REQUIRED TASK -> What follows is a set of entries. Give them again exactly, without the pictures.

RAW RECORDS ->

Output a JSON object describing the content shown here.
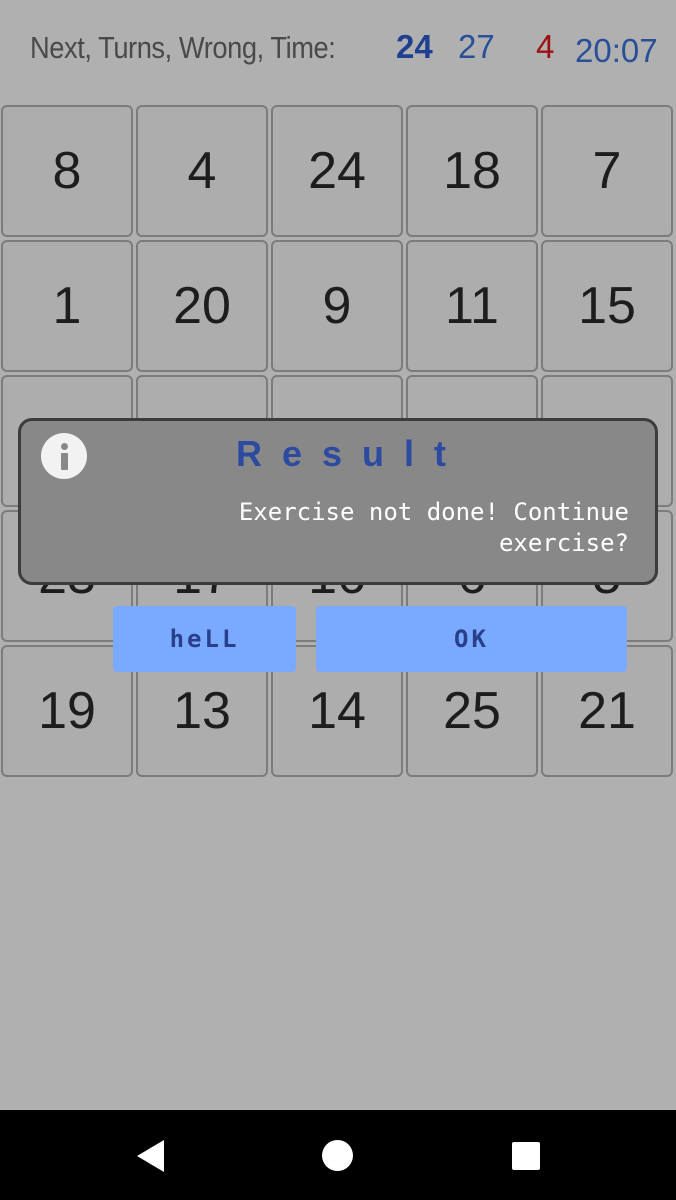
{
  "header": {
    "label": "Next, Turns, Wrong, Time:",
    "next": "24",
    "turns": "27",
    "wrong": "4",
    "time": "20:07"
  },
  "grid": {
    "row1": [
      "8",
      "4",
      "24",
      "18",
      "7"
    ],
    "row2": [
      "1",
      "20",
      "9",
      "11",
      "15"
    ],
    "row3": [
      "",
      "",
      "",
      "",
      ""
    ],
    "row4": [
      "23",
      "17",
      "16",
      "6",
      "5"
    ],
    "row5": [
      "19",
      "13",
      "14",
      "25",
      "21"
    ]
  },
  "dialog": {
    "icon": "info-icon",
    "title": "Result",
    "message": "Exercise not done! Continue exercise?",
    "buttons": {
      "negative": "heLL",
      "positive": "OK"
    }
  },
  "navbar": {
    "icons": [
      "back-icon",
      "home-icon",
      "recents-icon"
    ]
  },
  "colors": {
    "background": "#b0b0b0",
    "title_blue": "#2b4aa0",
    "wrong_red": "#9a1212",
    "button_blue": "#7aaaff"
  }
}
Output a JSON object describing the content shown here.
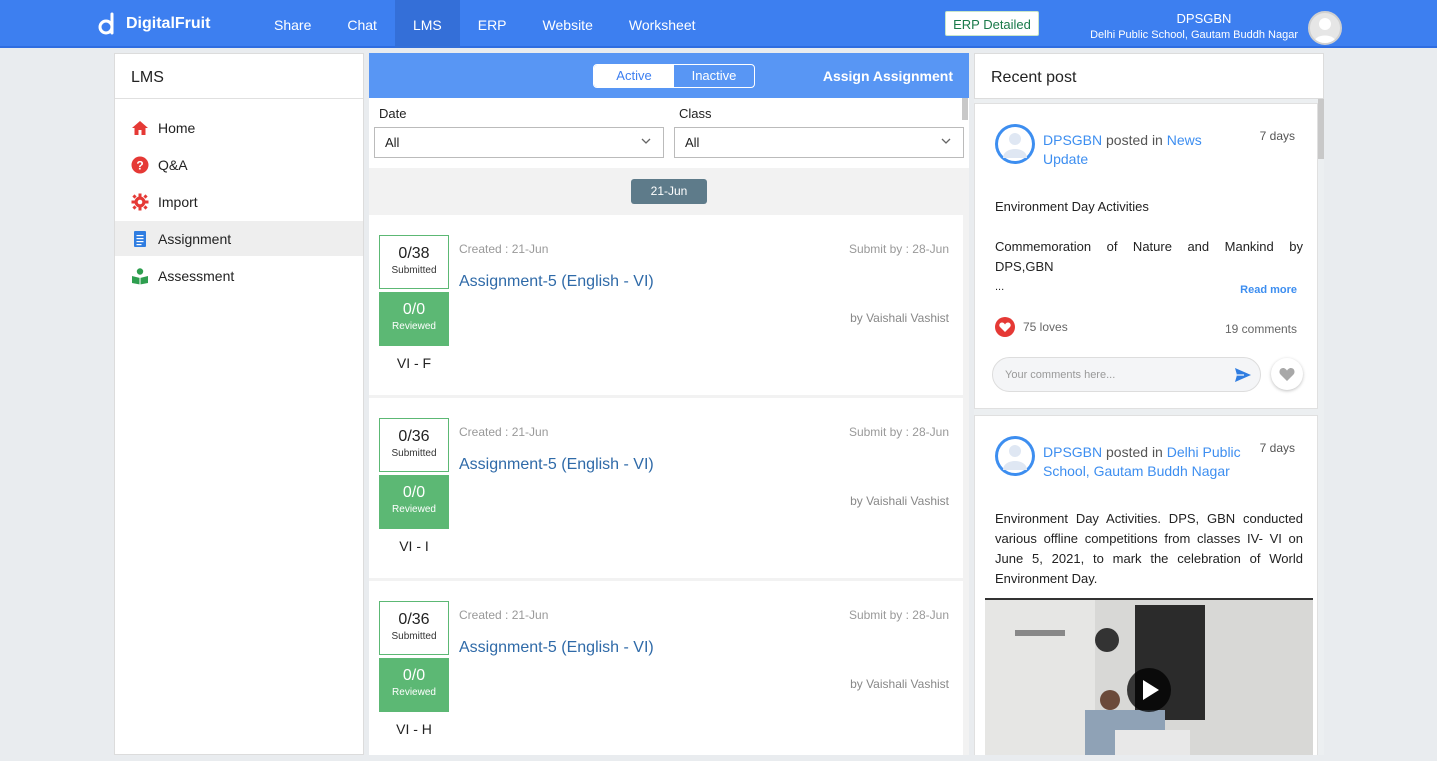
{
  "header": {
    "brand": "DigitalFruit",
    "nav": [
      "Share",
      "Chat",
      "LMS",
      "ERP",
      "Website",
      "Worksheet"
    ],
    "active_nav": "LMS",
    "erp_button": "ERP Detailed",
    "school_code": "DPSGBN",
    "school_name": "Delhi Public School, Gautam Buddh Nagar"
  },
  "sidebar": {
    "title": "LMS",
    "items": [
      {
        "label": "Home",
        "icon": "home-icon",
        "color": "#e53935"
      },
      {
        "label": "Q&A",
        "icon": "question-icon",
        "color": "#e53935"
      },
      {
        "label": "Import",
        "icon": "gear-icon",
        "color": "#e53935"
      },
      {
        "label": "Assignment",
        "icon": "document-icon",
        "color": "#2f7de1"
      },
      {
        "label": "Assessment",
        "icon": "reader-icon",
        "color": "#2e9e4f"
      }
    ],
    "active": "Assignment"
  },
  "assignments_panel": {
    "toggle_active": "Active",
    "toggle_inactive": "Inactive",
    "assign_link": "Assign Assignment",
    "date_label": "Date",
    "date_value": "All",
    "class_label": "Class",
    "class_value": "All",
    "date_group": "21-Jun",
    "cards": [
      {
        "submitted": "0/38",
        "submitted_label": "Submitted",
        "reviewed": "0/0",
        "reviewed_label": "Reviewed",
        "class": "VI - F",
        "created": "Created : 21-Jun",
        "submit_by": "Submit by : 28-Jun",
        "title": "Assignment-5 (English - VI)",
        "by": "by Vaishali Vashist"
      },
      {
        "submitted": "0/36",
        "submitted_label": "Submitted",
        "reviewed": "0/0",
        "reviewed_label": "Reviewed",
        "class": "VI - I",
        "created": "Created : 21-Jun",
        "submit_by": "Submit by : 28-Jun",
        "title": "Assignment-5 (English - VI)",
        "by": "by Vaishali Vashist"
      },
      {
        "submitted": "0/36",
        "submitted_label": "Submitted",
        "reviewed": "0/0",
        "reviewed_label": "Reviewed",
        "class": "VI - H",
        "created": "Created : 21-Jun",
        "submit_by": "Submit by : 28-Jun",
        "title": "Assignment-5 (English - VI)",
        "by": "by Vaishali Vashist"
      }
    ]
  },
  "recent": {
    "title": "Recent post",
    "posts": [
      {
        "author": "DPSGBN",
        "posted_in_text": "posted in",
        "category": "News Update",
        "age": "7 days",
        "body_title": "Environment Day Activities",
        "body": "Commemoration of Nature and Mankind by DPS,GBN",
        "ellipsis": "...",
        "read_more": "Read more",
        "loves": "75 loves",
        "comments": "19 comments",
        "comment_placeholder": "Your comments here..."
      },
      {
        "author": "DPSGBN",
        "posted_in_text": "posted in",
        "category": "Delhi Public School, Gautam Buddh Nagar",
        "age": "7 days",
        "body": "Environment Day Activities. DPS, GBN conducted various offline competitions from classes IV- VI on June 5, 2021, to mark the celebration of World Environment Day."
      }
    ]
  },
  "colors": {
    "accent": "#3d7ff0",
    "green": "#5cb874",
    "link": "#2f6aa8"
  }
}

RESULT OF THE EXERCISE ->
Output a JSON object describing the content shown here.
{
  "header": {
    "label": "Next, Turns, Wrong, Time:",
    "next": "24",
    "turns": "27",
    "wrong": "4",
    "time": "20:07"
  },
  "grid": {
    "row1": [
      "8",
      "4",
      "24",
      "18",
      "7"
    ],
    "row2": [
      "1",
      "20",
      "9",
      "11",
      "15"
    ],
    "row3": [
      "",
      "",
      "",
      "",
      ""
    ],
    "row4": [
      "23",
      "17",
      "16",
      "6",
      "5"
    ],
    "row5": [
      "19",
      "13",
      "14",
      "25",
      "21"
    ]
  },
  "dialog": {
    "icon": "info-icon",
    "title": "Result",
    "message": "Exercise not done! Continue exercise?",
    "buttons": {
      "negative": "heLL",
      "positive": "OK"
    }
  },
  "navbar": {
    "icons": [
      "back-icon",
      "home-icon",
      "recents-icon"
    ]
  },
  "colors": {
    "background": "#b0b0b0",
    "title_blue": "#2b4aa0",
    "wrong_red": "#9a1212",
    "button_blue": "#7aaaff"
  }
}
Output a JSON object describing the content shown here.
{
  "header": {
    "brand": "DigitalFruit",
    "nav": [
      "Share",
      "Chat",
      "LMS",
      "ERP",
      "Website",
      "Worksheet"
    ],
    "active_nav": "LMS",
    "erp_button": "ERP Detailed",
    "school_code": "DPSGBN",
    "school_name": "Delhi Public School, Gautam Buddh Nagar"
  },
  "sidebar": {
    "title": "LMS",
    "items": [
      {
        "label": "Home",
        "icon": "home-icon",
        "color": "#e53935"
      },
      {
        "label": "Q&A",
        "icon": "question-icon",
        "color": "#e53935"
      },
      {
        "label": "Import",
        "icon": "gear-icon",
        "color": "#e53935"
      },
      {
        "label": "Assignment",
        "icon": "document-icon",
        "color": "#2f7de1"
      },
      {
        "label": "Assessment",
        "icon": "reader-icon",
        "color": "#2e9e4f"
      }
    ],
    "active": "Assignment"
  },
  "assignments_panel": {
    "toggle_active": "Active",
    "toggle_inactive": "Inactive",
    "assign_link": "Assign Assignment",
    "date_label": "Date",
    "date_value": "All",
    "class_label": "Class",
    "class_value": "All",
    "date_group": "21-Jun",
    "cards": [
      {
        "submitted": "0/38",
        "submitted_label": "Submitted",
        "reviewed": "0/0",
        "reviewed_label": "Reviewed",
        "class": "VI - F",
        "created": "Created : 21-Jun",
        "submit_by": "Submit by : 28-Jun",
        "title": "Assignment-5 (English - VI)",
        "by": "by Vaishali Vashist"
      },
      {
        "submitted": "0/36",
        "submitted_label": "Submitted",
        "reviewed": "0/0",
        "reviewed_label": "Reviewed",
        "class": "VI - I",
        "created": "Created : 21-Jun",
        "submit_by": "Submit by : 28-Jun",
        "title": "Assignment-5 (English - VI)",
        "by": "by Vaishali Vashist"
      },
      {
        "submitted": "0/36",
        "submitted_label": "Submitted",
        "reviewed": "0/0",
        "reviewed_label": "Reviewed",
        "class": "VI - H",
        "created": "Created : 21-Jun",
        "submit_by": "Submit by : 28-Jun",
        "title": "Assignment-5 (English - VI)",
        "by": "by Vaishali Vashist"
      }
    ]
  },
  "recent": {
    "title": "Recent post",
    "posts": [
      {
        "author": "DPSGBN",
        "posted_in_text": "posted in",
        "category": "News Update",
        "age": "7 days",
        "body_title": "Environment Day Activities",
        "body": "Commemoration of Nature and Mankind by DPS,GBN",
        "ellipsis": "...",
        "read_more": "Read more",
        "loves": "75 loves",
        "comments": "19 comments",
        "comment_placeholder": "Your comments here..."
      },
      {
        "author": "DPSGBN",
        "posted_in_text": "posted in",
        "category": "Delhi Public School, Gautam Buddh Nagar",
        "age": "7 days",
        "body": "Environment Day Activities. DPS, GBN conducted various offline competitions from classes IV- VI on June 5, 2021, to mark the celebration of World Environment Day."
      }
    ]
  },
  "colors": {
    "accent": "#3d7ff0",
    "green": "#5cb874",
    "link": "#2f6aa8"
  }
}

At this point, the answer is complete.